» Stated problem
Each line containing the word "своевременно" should be found and copied.

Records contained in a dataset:
▽
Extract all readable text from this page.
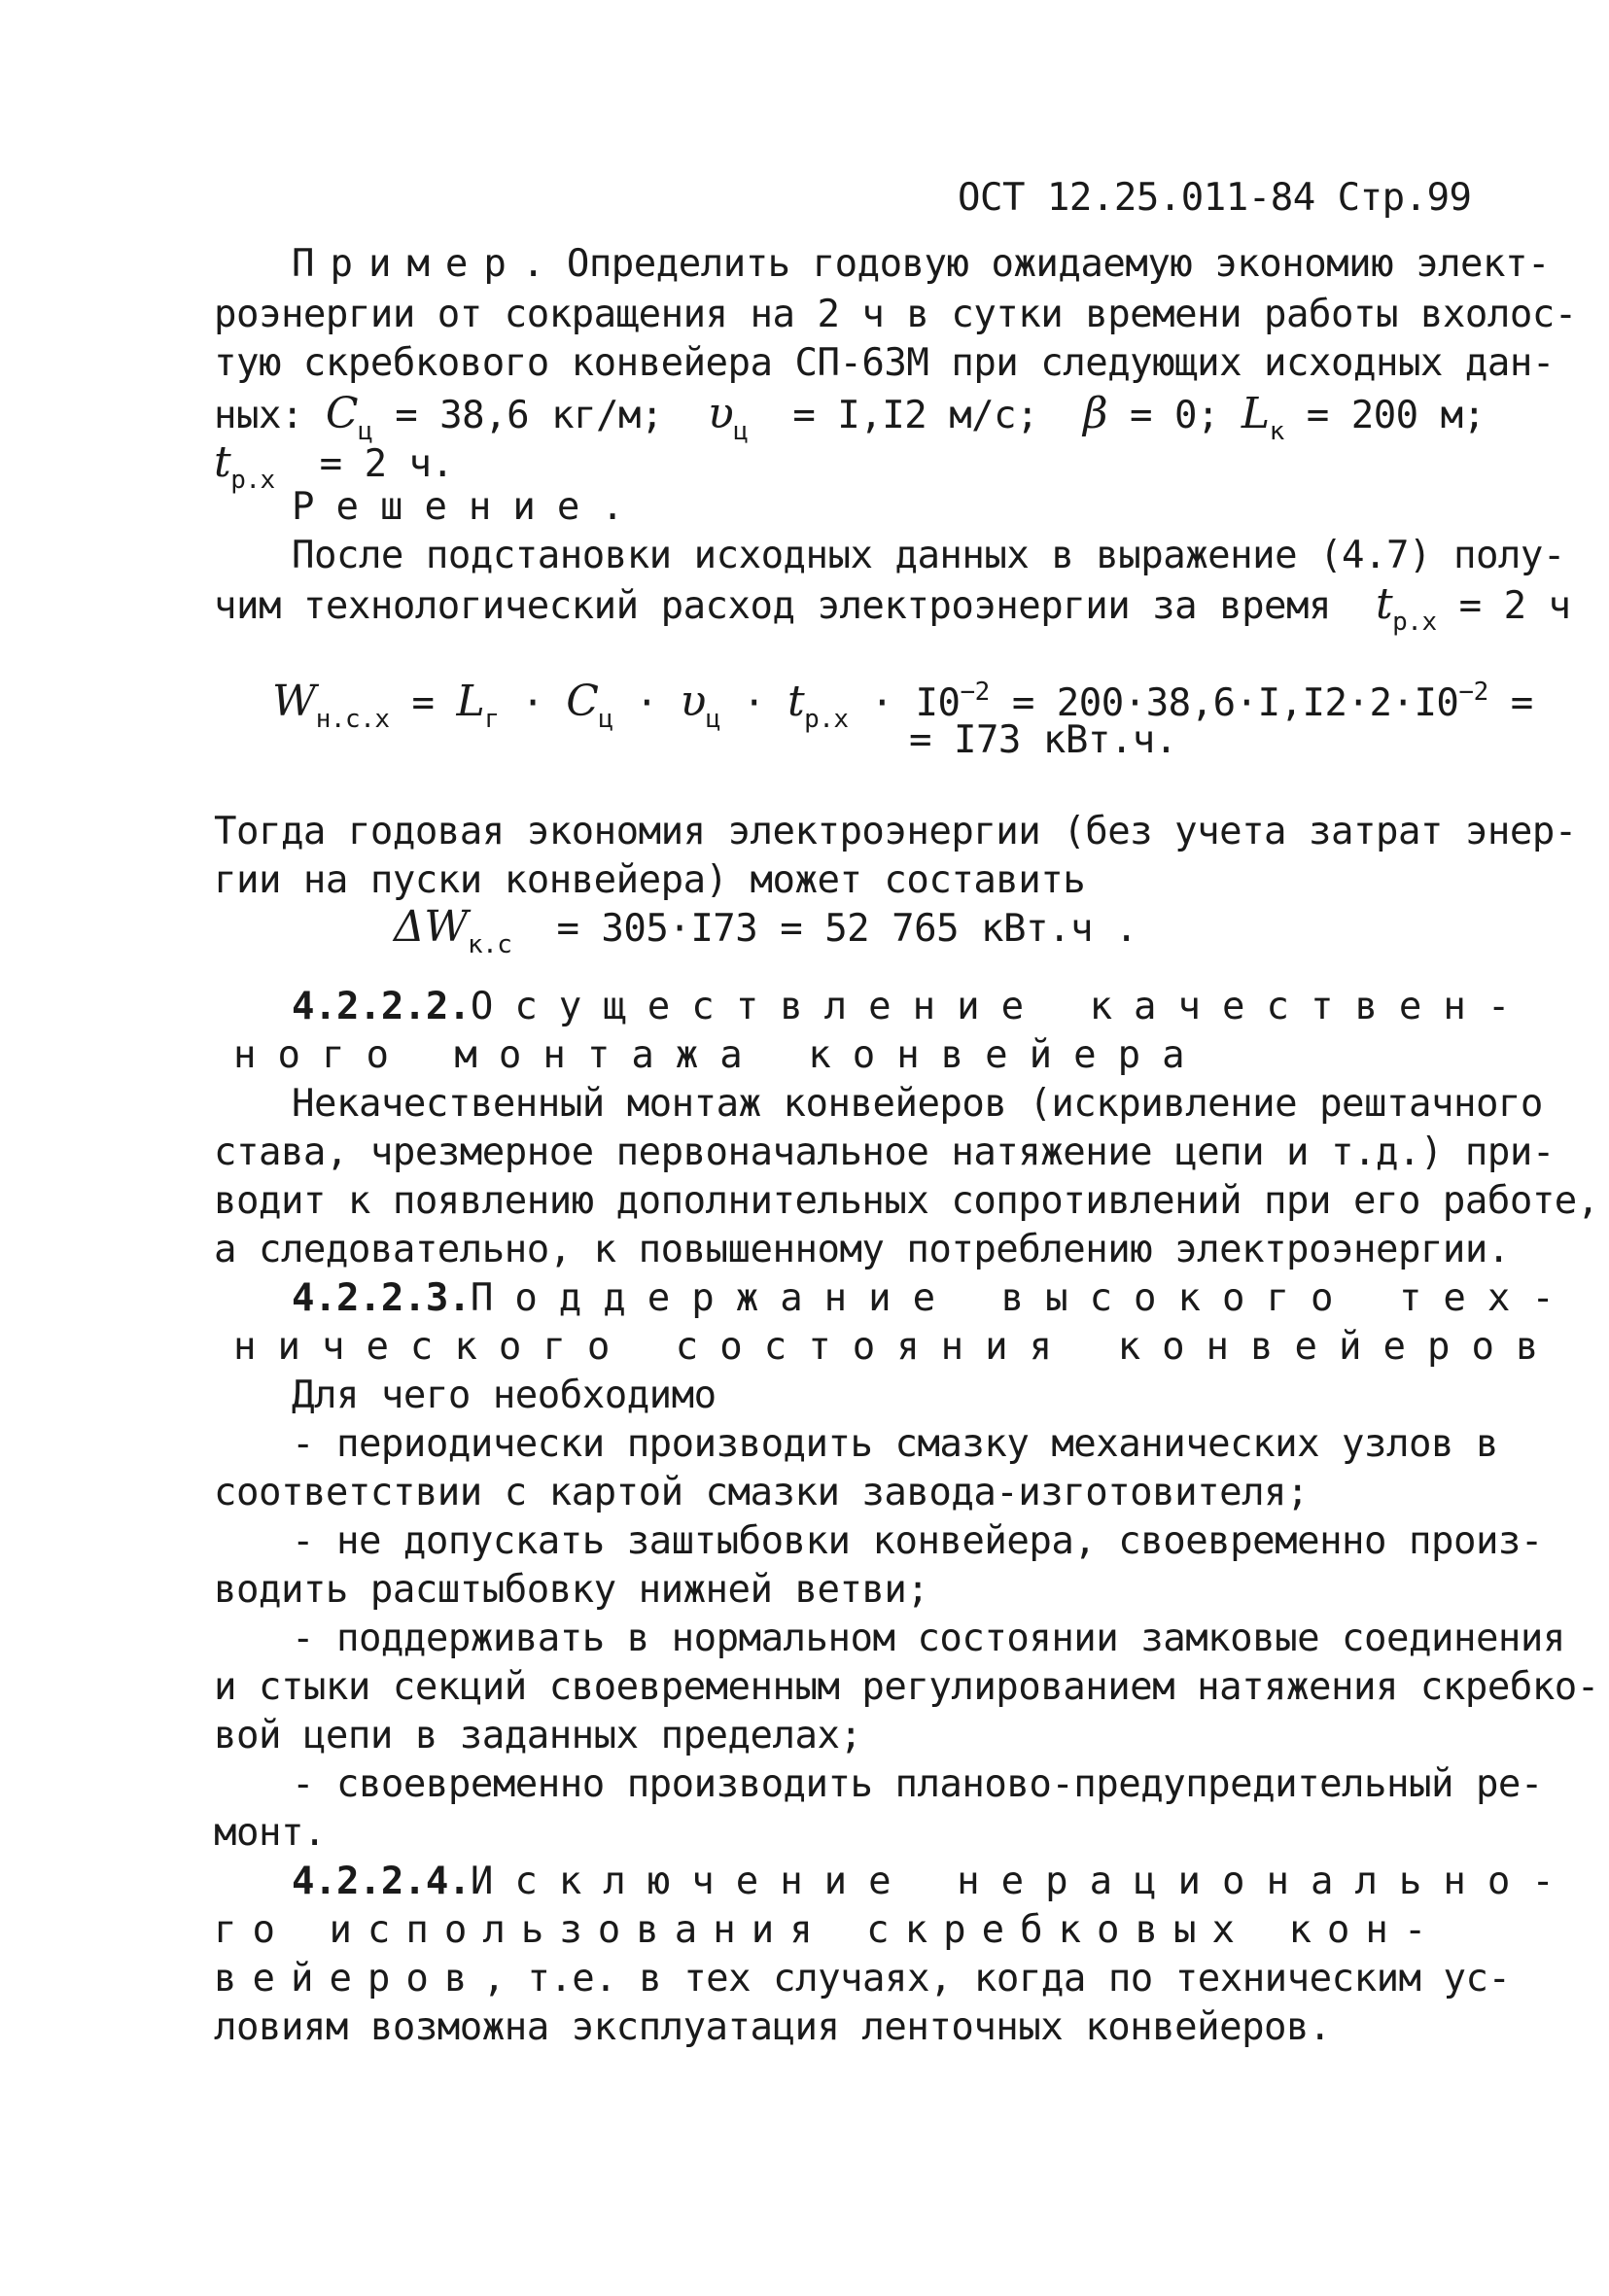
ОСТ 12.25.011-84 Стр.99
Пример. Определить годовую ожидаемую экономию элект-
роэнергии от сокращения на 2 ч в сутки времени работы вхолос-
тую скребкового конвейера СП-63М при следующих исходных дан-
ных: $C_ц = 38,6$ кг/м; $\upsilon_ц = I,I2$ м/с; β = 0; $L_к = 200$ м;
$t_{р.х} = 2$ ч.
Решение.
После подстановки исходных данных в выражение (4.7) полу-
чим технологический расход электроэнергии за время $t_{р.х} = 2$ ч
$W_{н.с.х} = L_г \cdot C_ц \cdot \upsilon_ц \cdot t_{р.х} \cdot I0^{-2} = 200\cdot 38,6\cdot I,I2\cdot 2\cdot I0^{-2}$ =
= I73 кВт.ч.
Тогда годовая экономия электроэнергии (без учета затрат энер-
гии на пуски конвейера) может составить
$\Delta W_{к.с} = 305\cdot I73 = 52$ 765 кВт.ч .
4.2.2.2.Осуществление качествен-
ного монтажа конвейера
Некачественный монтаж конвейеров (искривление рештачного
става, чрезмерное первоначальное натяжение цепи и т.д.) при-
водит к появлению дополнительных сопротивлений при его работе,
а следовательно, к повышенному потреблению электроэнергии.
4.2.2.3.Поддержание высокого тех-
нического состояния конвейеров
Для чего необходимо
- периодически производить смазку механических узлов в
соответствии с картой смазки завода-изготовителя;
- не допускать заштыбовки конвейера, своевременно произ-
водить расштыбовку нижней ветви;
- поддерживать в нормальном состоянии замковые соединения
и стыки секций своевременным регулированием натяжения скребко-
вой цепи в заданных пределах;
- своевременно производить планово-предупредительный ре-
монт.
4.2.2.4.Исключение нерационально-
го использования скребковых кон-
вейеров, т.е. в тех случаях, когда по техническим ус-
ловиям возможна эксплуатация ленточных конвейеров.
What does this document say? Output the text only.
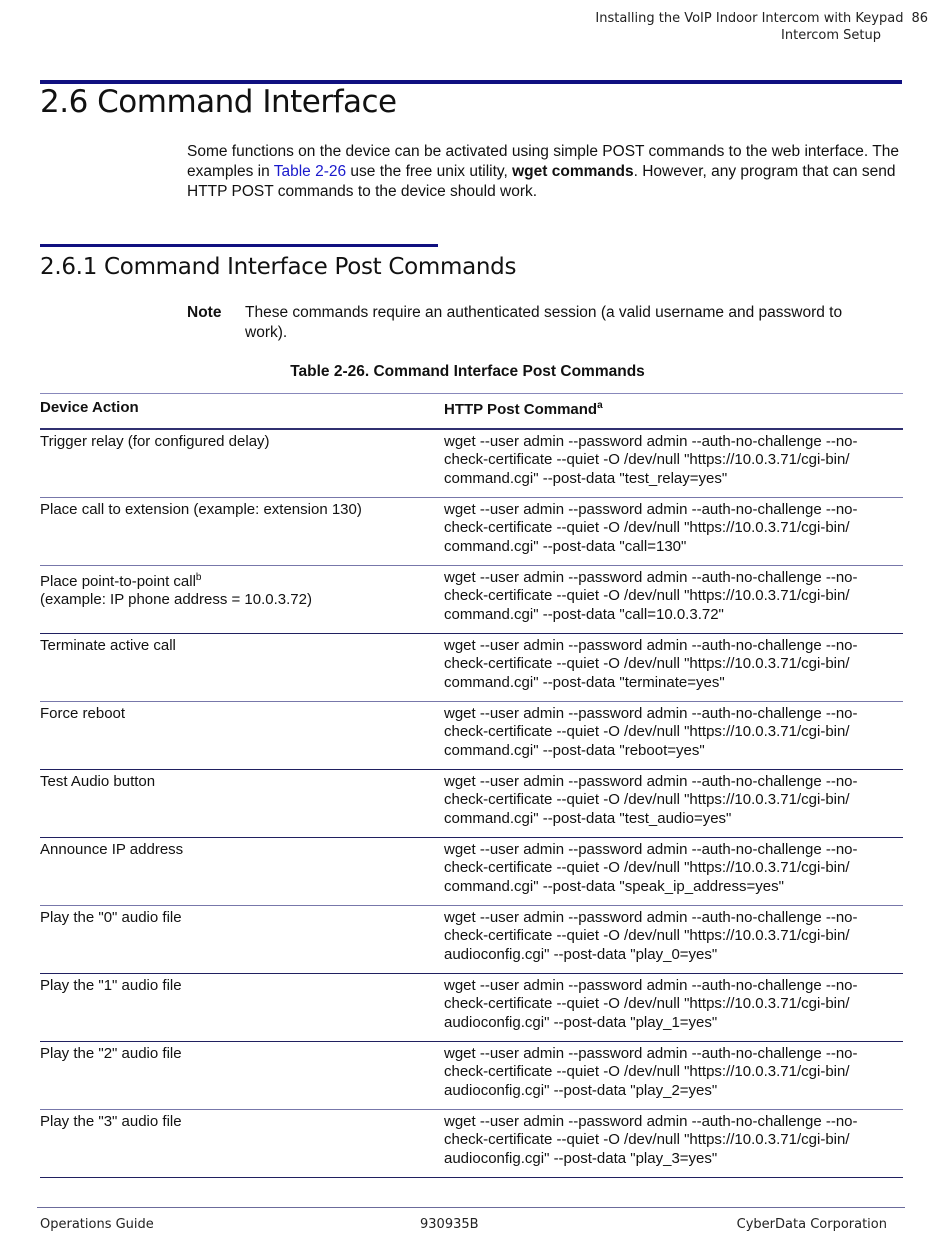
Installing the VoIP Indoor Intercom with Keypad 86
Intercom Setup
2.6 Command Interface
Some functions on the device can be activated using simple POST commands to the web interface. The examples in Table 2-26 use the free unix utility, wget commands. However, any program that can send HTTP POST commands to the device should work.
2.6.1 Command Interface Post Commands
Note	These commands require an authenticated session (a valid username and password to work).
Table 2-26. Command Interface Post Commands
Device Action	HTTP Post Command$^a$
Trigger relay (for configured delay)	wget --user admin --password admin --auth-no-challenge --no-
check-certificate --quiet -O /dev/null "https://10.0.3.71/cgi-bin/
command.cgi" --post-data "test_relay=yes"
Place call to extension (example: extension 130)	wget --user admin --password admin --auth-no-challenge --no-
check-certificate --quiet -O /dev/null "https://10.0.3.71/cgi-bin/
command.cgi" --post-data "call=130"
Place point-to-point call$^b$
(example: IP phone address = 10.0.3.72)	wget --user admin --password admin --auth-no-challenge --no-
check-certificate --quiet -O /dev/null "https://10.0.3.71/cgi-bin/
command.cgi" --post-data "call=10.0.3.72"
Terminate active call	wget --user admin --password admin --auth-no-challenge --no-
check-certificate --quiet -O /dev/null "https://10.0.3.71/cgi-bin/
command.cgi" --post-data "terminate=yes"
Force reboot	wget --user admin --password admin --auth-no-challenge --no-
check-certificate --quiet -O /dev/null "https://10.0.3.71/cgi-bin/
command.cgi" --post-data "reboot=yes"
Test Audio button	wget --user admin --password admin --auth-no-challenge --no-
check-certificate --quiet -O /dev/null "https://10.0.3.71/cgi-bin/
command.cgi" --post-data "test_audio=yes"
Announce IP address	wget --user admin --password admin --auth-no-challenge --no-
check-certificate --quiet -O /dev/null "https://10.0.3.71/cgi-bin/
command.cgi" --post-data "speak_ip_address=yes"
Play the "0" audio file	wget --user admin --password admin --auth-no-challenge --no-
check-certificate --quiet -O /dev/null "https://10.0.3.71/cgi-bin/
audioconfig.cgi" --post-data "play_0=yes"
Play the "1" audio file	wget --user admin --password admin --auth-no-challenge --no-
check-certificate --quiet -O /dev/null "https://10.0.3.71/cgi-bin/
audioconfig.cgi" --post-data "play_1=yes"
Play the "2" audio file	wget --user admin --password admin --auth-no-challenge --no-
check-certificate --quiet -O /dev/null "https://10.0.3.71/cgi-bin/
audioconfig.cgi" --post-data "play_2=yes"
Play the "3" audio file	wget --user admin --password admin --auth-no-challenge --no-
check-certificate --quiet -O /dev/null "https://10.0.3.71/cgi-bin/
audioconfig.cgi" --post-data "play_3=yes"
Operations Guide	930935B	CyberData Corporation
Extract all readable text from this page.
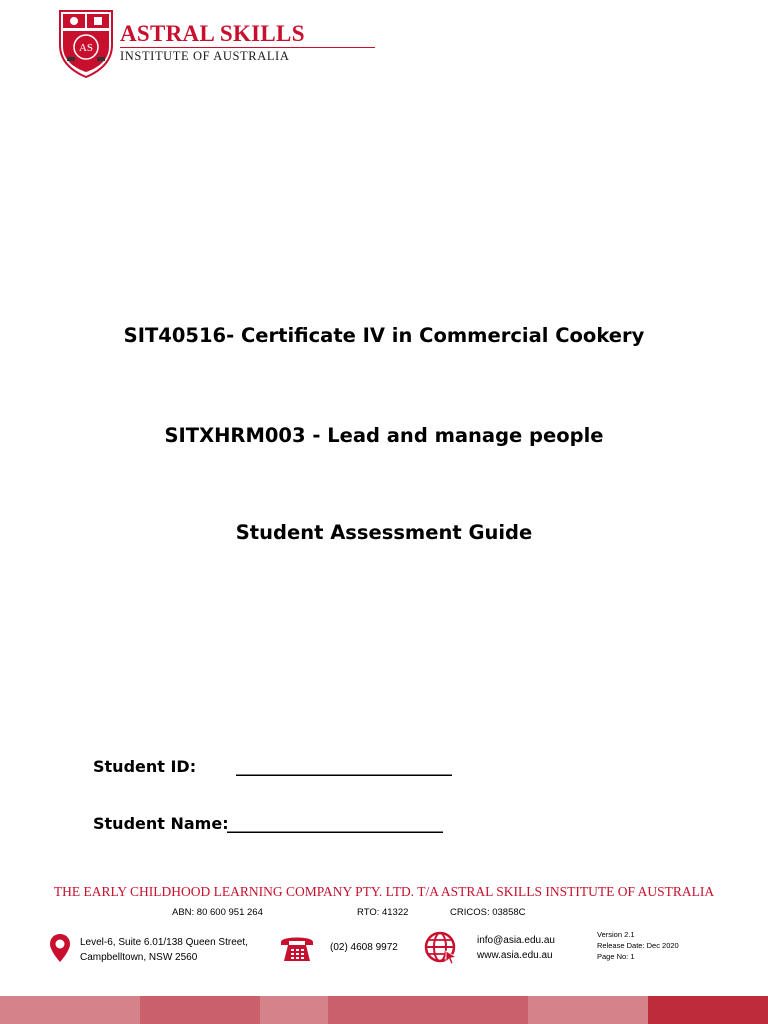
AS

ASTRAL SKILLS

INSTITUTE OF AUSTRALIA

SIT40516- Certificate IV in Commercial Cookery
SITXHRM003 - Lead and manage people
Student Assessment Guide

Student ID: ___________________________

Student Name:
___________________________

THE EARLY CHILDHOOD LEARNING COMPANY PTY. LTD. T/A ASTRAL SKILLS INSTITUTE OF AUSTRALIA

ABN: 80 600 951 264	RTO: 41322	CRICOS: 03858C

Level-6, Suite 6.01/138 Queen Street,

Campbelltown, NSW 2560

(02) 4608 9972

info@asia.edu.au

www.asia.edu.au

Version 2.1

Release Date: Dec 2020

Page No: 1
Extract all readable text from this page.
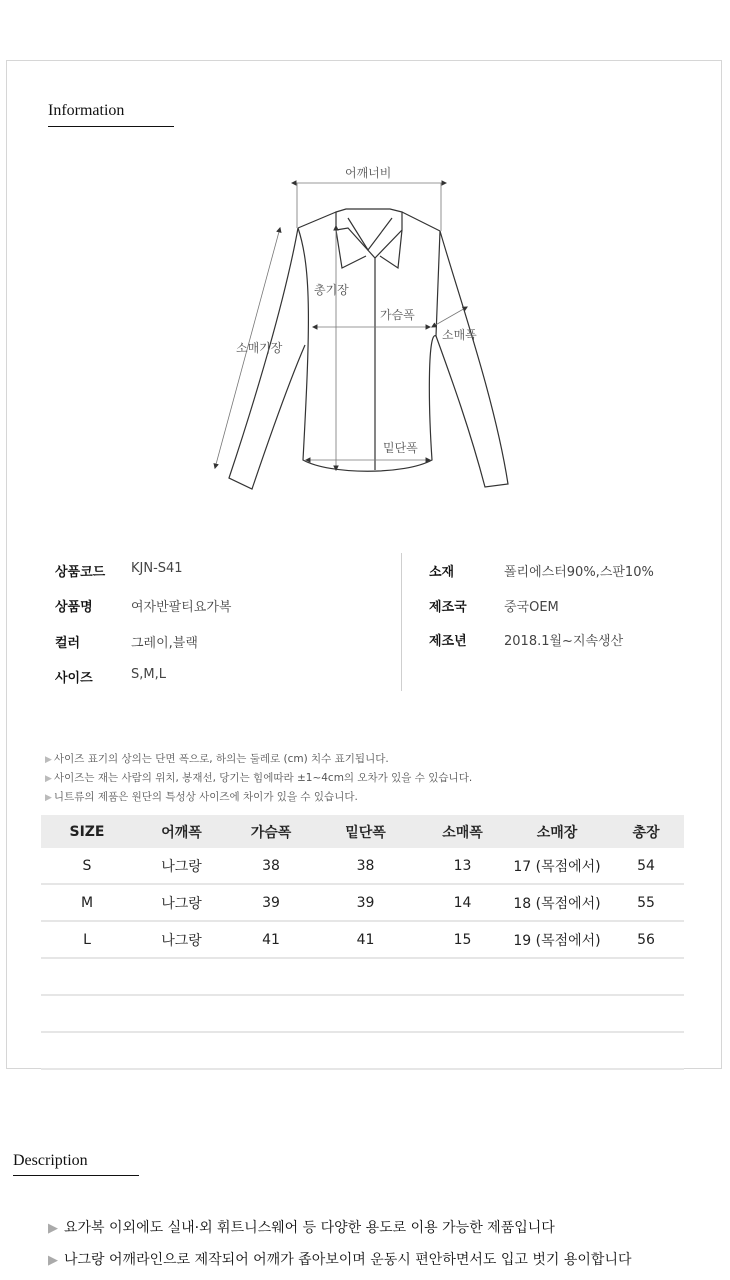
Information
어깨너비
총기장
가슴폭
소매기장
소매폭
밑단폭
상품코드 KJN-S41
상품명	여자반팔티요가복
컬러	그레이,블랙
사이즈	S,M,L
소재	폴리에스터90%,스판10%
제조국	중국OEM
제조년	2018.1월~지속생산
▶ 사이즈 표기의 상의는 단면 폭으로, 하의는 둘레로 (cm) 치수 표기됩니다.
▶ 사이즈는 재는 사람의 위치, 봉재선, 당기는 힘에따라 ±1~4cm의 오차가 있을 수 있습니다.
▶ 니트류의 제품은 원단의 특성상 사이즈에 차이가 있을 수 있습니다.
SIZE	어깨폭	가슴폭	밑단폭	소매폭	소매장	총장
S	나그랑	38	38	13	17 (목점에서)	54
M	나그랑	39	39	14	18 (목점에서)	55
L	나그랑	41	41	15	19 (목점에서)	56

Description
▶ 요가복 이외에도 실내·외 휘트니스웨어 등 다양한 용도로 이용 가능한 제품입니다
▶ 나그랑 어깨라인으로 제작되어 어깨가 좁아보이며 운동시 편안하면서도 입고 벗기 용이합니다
△
» Finished task
- не допускать заштыбовки конвейера, своевременно произ-
- своевременно производить планово-предупредительный ре-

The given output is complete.